───── Material for this exercise

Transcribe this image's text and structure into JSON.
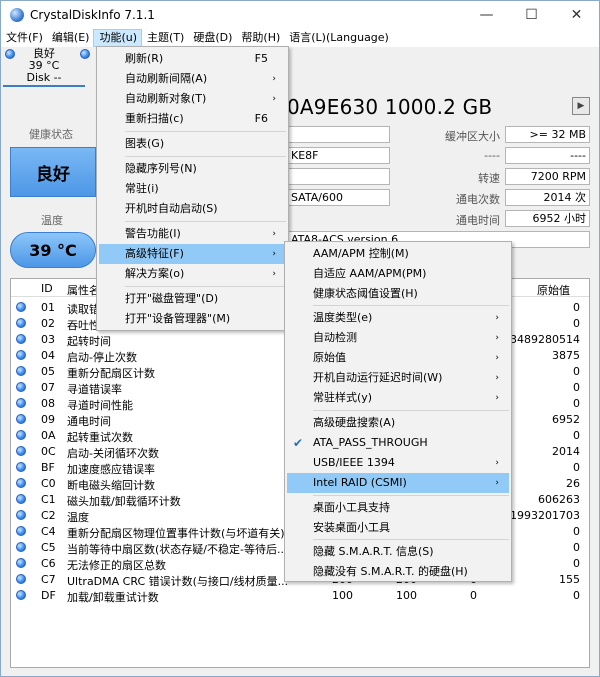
{
  "title": "CrystalDiskInfo 7.1.1",
  "window_buttons": {
    "minimize": "—",
    "maximize": "☐",
    "close": "✕"
  },
  "menubar": [
    "文件(F)",
    "编辑(E)",
    "功能(u)",
    "主题(T)",
    "硬盘(D)",
    "帮助(H)",
    "语言(L)(Language)"
  ],
  "disk_tab": {
    "status": "良好",
    "temp": "39 °C",
    "name": "Disk --"
  },
  "model": "0A9E630 1000.2 GB",
  "health": {
    "label": "健康状态",
    "value": "良好"
  },
  "temperature": {
    "label": "温度",
    "value": "39 °C"
  },
  "info_fields": {
    "f1": "",
    "f2": "KE8F",
    "f3": "",
    "f4": "SATA/600",
    "f5": "ATA8-ACS version 6"
  },
  "right_fields": [
    {
      "label": "缓冲区大小",
      "value": ">= 32 MB"
    },
    {
      "label": "----",
      "value": "----"
    },
    {
      "label": "转速",
      "value": "7200 RPM"
    },
    {
      "label": "通电次数",
      "value": "2014 次"
    },
    {
      "label": "通电时间",
      "value": "6952 小时"
    }
  ],
  "table": {
    "headers": {
      "id": "ID",
      "name": "属性名",
      "raw": "原始值"
    },
    "rows": [
      {
        "id": "01",
        "name": "读取错",
        "v1": "",
        "v2": "",
        "v3": "",
        "raw": "0"
      },
      {
        "id": "02",
        "name": "吞吐性",
        "v1": "",
        "v2": "",
        "v3": "",
        "raw": "0"
      },
      {
        "id": "03",
        "name": "起转时间",
        "v1": "",
        "v2": "",
        "v3": "",
        "raw": "3489280514"
      },
      {
        "id": "04",
        "name": "启动-停止次数",
        "v1": "",
        "v2": "",
        "v3": "",
        "raw": "3875"
      },
      {
        "id": "05",
        "name": "重新分配扇区计数",
        "v1": "",
        "v2": "",
        "v3": "",
        "raw": "0"
      },
      {
        "id": "07",
        "name": "寻道错误率",
        "v1": "",
        "v2": "",
        "v3": "",
        "raw": "0"
      },
      {
        "id": "08",
        "name": "寻道时间性能",
        "v1": "",
        "v2": "",
        "v3": "",
        "raw": "0"
      },
      {
        "id": "09",
        "name": "通电时间",
        "v1": "",
        "v2": "",
        "v3": "",
        "raw": "6952"
      },
      {
        "id": "0A",
        "name": "起转重试次数",
        "v1": "",
        "v2": "",
        "v3": "",
        "raw": "0"
      },
      {
        "id": "0C",
        "name": "启动-关闭循环次数",
        "v1": "",
        "v2": "",
        "v3": "",
        "raw": "2014"
      },
      {
        "id": "BF",
        "name": "加速度感应错误率",
        "v1": "",
        "v2": "",
        "v3": "",
        "raw": "0"
      },
      {
        "id": "C0",
        "name": "断电磁头缩回计数",
        "v1": "",
        "v2": "",
        "v3": "",
        "raw": "26"
      },
      {
        "id": "C1",
        "name": "磁头加载/卸载循环计数",
        "v1": "",
        "v2": "",
        "v3": "",
        "raw": "606263"
      },
      {
        "id": "C2",
        "name": "温度",
        "v1": "",
        "v2": "",
        "v3": "",
        "raw": "1993201703"
      },
      {
        "id": "C4",
        "name": "重新分配扇区物理位置事件计数(与坏道有关)",
        "v1": "",
        "v2": "",
        "v3": "",
        "raw": "0"
      },
      {
        "id": "C5",
        "name": "当前等待中扇区数(状态存疑/不稳定-等待后...",
        "v1": "",
        "v2": "",
        "v3": "",
        "raw": "0"
      },
      {
        "id": "C6",
        "name": "无法修正的扇区总数",
        "v1": "",
        "v2": "",
        "v3": "",
        "raw": "0"
      },
      {
        "id": "C7",
        "name": "UltraDMA CRC 错误计数(与接口/线材质量...",
        "v1": "200",
        "v2": "200",
        "v3": "0",
        "raw": "155"
      },
      {
        "id": "DF",
        "name": "加载/卸载重试计数",
        "v1": "100",
        "v2": "100",
        "v3": "0",
        "raw": "0"
      }
    ]
  },
  "function_menu": [
    {
      "label": "刷新(R)",
      "shortcut": "F5",
      "arrow": ""
    },
    {
      "label": "自动刷新间隔(A)",
      "shortcut": "",
      "arrow": "›"
    },
    {
      "label": "自动刷新对象(T)",
      "shortcut": "",
      "arrow": "›"
    },
    {
      "label": "重新扫描(c)",
      "shortcut": "F6",
      "arrow": ""
    },
    {
      "label": "图表(G)",
      "shortcut": "",
      "arrow": ""
    },
    {
      "label": "隐藏序列号(N)",
      "shortcut": "",
      "arrow": ""
    },
    {
      "label": "常驻(i)",
      "shortcut": "",
      "arrow": ""
    },
    {
      "label": "开机时自动启动(S)",
      "shortcut": "",
      "arrow": ""
    },
    {
      "label": "警告功能(I)",
      "shortcut": "",
      "arrow": "›"
    },
    {
      "label": "高级特征(F)",
      "shortcut": "",
      "arrow": "›"
    },
    {
      "label": "解决方案(o)",
      "shortcut": "",
      "arrow": "›"
    },
    {
      "label": "打开\"磁盘管理\"(D)",
      "shortcut": "",
      "arrow": ""
    },
    {
      "label": "打开\"设备管理器\"(M)",
      "shortcut": "",
      "arrow": ""
    }
  ],
  "advanced_menu": [
    {
      "label": "AAM/APM 控制(M)",
      "arrow": "",
      "checked": ""
    },
    {
      "label": "自适应 AAM/APM(PM)",
      "arrow": "",
      "checked": ""
    },
    {
      "label": "健康状态阈值设置(H)",
      "arrow": "",
      "checked": ""
    },
    {
      "label": "温度类型(e)",
      "arrow": "›",
      "checked": ""
    },
    {
      "label": "自动检测",
      "arrow": "›",
      "checked": ""
    },
    {
      "label": "原始值",
      "arrow": "›",
      "checked": ""
    },
    {
      "label": "开机自动运行延迟时间(W)",
      "arrow": "›",
      "checked": ""
    },
    {
      "label": "常驻样式(y)",
      "arrow": "›",
      "checked": ""
    },
    {
      "label": "高级硬盘搜索(A)",
      "arrow": "",
      "checked": ""
    },
    {
      "label": "ATA_PASS_THROUGH",
      "arrow": "",
      "checked": "✔"
    },
    {
      "label": "USB/IEEE 1394",
      "arrow": "›",
      "checked": ""
    },
    {
      "label": "Intel RAID (CSMI)",
      "arrow": "›",
      "checked": ""
    },
    {
      "label": "桌面小工具支持",
      "arrow": "",
      "checked": ""
    },
    {
      "label": "安装桌面小工具",
      "arrow": "",
      "checked": ""
    },
    {
      "label": "隐藏 S.M.A.R.T. 信息(S)",
      "arrow": "",
      "checked": ""
    },
    {
      "label": "隐藏没有 S.M.A.R.T. 的硬盘(H)",
      "arrow": "",
      "checked": ""
    }
  ]
}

──────────

= What you have to do =
From the material above, reproduce everything verbatim except the pictures.

= Output below =
Transcribe this image's text and structure into JSON.
{
  "title": "CrystalDiskInfo 7.1.1",
  "window_buttons": {
    "minimize": "—",
    "maximize": "☐",
    "close": "✕"
  },
  "menubar": [
    "文件(F)",
    "编辑(E)",
    "功能(u)",
    "主题(T)",
    "硬盘(D)",
    "帮助(H)",
    "语言(L)(Language)"
  ],
  "disk_tab": {
    "status": "良好",
    "temp": "39 °C",
    "name": "Disk --"
  },
  "model": "0A9E630 1000.2 GB",
  "health": {
    "label": "健康状态",
    "value": "良好"
  },
  "temperature": {
    "label": "温度",
    "value": "39 °C"
  },
  "info_fields": {
    "f1": "",
    "f2": "KE8F",
    "f3": "",
    "f4": "SATA/600",
    "f5": "ATA8-ACS version 6"
  },
  "right_fields": [
    {
      "label": "缓冲区大小",
      "value": ">= 32 MB"
    },
    {
      "label": "----",
      "value": "----"
    },
    {
      "label": "转速",
      "value": "7200 RPM"
    },
    {
      "label": "通电次数",
      "value": "2014 次"
    },
    {
      "label": "通电时间",
      "value": "6952 小时"
    }
  ],
  "table": {
    "headers": {
      "id": "ID",
      "name": "属性名",
      "raw": "原始值"
    },
    "rows": [
      {
        "id": "01",
        "name": "读取错",
        "v1": "",
        "v2": "",
        "v3": "",
        "raw": "0"
      },
      {
        "id": "02",
        "name": "吞吐性",
        "v1": "",
        "v2": "",
        "v3": "",
        "raw": "0"
      },
      {
        "id": "03",
        "name": "起转时间",
        "v1": "",
        "v2": "",
        "v3": "",
        "raw": "3489280514"
      },
      {
        "id": "04",
        "name": "启动-停止次数",
        "v1": "",
        "v2": "",
        "v3": "",
        "raw": "3875"
      },
      {
        "id": "05",
        "name": "重新分配扇区计数",
        "v1": "",
        "v2": "",
        "v3": "",
        "raw": "0"
      },
      {
        "id": "07",
        "name": "寻道错误率",
        "v1": "",
        "v2": "",
        "v3": "",
        "raw": "0"
      },
      {
        "id": "08",
        "name": "寻道时间性能",
        "v1": "",
        "v2": "",
        "v3": "",
        "raw": "0"
      },
      {
        "id": "09",
        "name": "通电时间",
        "v1": "",
        "v2": "",
        "v3": "",
        "raw": "6952"
      },
      {
        "id": "0A",
        "name": "起转重试次数",
        "v1": "",
        "v2": "",
        "v3": "",
        "raw": "0"
      },
      {
        "id": "0C",
        "name": "启动-关闭循环次数",
        "v1": "",
        "v2": "",
        "v3": "",
        "raw": "2014"
      },
      {
        "id": "BF",
        "name": "加速度感应错误率",
        "v1": "",
        "v2": "",
        "v3": "",
        "raw": "0"
      },
      {
        "id": "C0",
        "name": "断电磁头缩回计数",
        "v1": "",
        "v2": "",
        "v3": "",
        "raw": "26"
      },
      {
        "id": "C1",
        "name": "磁头加载/卸载循环计数",
        "v1": "",
        "v2": "",
        "v3": "",
        "raw": "606263"
      },
      {
        "id": "C2",
        "name": "温度",
        "v1": "",
        "v2": "",
        "v3": "",
        "raw": "1993201703"
      },
      {
        "id": "C4",
        "name": "重新分配扇区物理位置事件计数(与坏道有关)",
        "v1": "",
        "v2": "",
        "v3": "",
        "raw": "0"
      },
      {
        "id": "C5",
        "name": "当前等待中扇区数(状态存疑/不稳定-等待后...",
        "v1": "",
        "v2": "",
        "v3": "",
        "raw": "0"
      },
      {
        "id": "C6",
        "name": "无法修正的扇区总数",
        "v1": "",
        "v2": "",
        "v3": "",
        "raw": "0"
      },
      {
        "id": "C7",
        "name": "UltraDMA CRC 错误计数(与接口/线材质量...",
        "v1": "200",
        "v2": "200",
        "v3": "0",
        "raw": "155"
      },
      {
        "id": "DF",
        "name": "加载/卸载重试计数",
        "v1": "100",
        "v2": "100",
        "v3": "0",
        "raw": "0"
      }
    ]
  },
  "function_menu": [
    {
      "label": "刷新(R)",
      "shortcut": "F5",
      "arrow": ""
    },
    {
      "label": "自动刷新间隔(A)",
      "shortcut": "",
      "arrow": "›"
    },
    {
      "label": "自动刷新对象(T)",
      "shortcut": "",
      "arrow": "›"
    },
    {
      "label": "重新扫描(c)",
      "shortcut": "F6",
      "arrow": ""
    },
    {
      "label": "图表(G)",
      "shortcut": "",
      "arrow": ""
    },
    {
      "label": "隐藏序列号(N)",
      "shortcut": "",
      "arrow": ""
    },
    {
      "label": "常驻(i)",
      "shortcut": "",
      "arrow": ""
    },
    {
      "label": "开机时自动启动(S)",
      "shortcut": "",
      "arrow": ""
    },
    {
      "label": "警告功能(I)",
      "shortcut": "",
      "arrow": "›"
    },
    {
      "label": "高级特征(F)",
      "shortcut": "",
      "arrow": "›"
    },
    {
      "label": "解决方案(o)",
      "shortcut": "",
      "arrow": "›"
    },
    {
      "label": "打开\"磁盘管理\"(D)",
      "shortcut": "",
      "arrow": ""
    },
    {
      "label": "打开\"设备管理器\"(M)",
      "shortcut": "",
      "arrow": ""
    }
  ],
  "advanced_menu": [
    {
      "label": "AAM/APM 控制(M)",
      "arrow": "",
      "checked": ""
    },
    {
      "label": "自适应 AAM/APM(PM)",
      "arrow": "",
      "checked": ""
    },
    {
      "label": "健康状态阈值设置(H)",
      "arrow": "",
      "checked": ""
    },
    {
      "label": "温度类型(e)",
      "arrow": "›",
      "checked": ""
    },
    {
      "label": "自动检测",
      "arrow": "›",
      "checked": ""
    },
    {
      "label": "原始值",
      "arrow": "›",
      "checked": ""
    },
    {
      "label": "开机自动运行延迟时间(W)",
      "arrow": "›",
      "checked": ""
    },
    {
      "label": "常驻样式(y)",
      "arrow": "›",
      "checked": ""
    },
    {
      "label": "高级硬盘搜索(A)",
      "arrow": "",
      "checked": ""
    },
    {
      "label": "ATA_PASS_THROUGH",
      "arrow": "",
      "checked": "✔"
    },
    {
      "label": "USB/IEEE 1394",
      "arrow": "›",
      "checked": ""
    },
    {
      "label": "Intel RAID (CSMI)",
      "arrow": "›",
      "checked": ""
    },
    {
      "label": "桌面小工具支持",
      "arrow": "",
      "checked": ""
    },
    {
      "label": "安装桌面小工具",
      "arrow": "",
      "checked": ""
    },
    {
      "label": "隐藏 S.M.A.R.T. 信息(S)",
      "arrow": "",
      "checked": ""
    },
    {
      "label": "隐藏没有 S.M.A.R.T. 的硬盘(H)",
      "arrow": "",
      "checked": ""
    }
  ]
}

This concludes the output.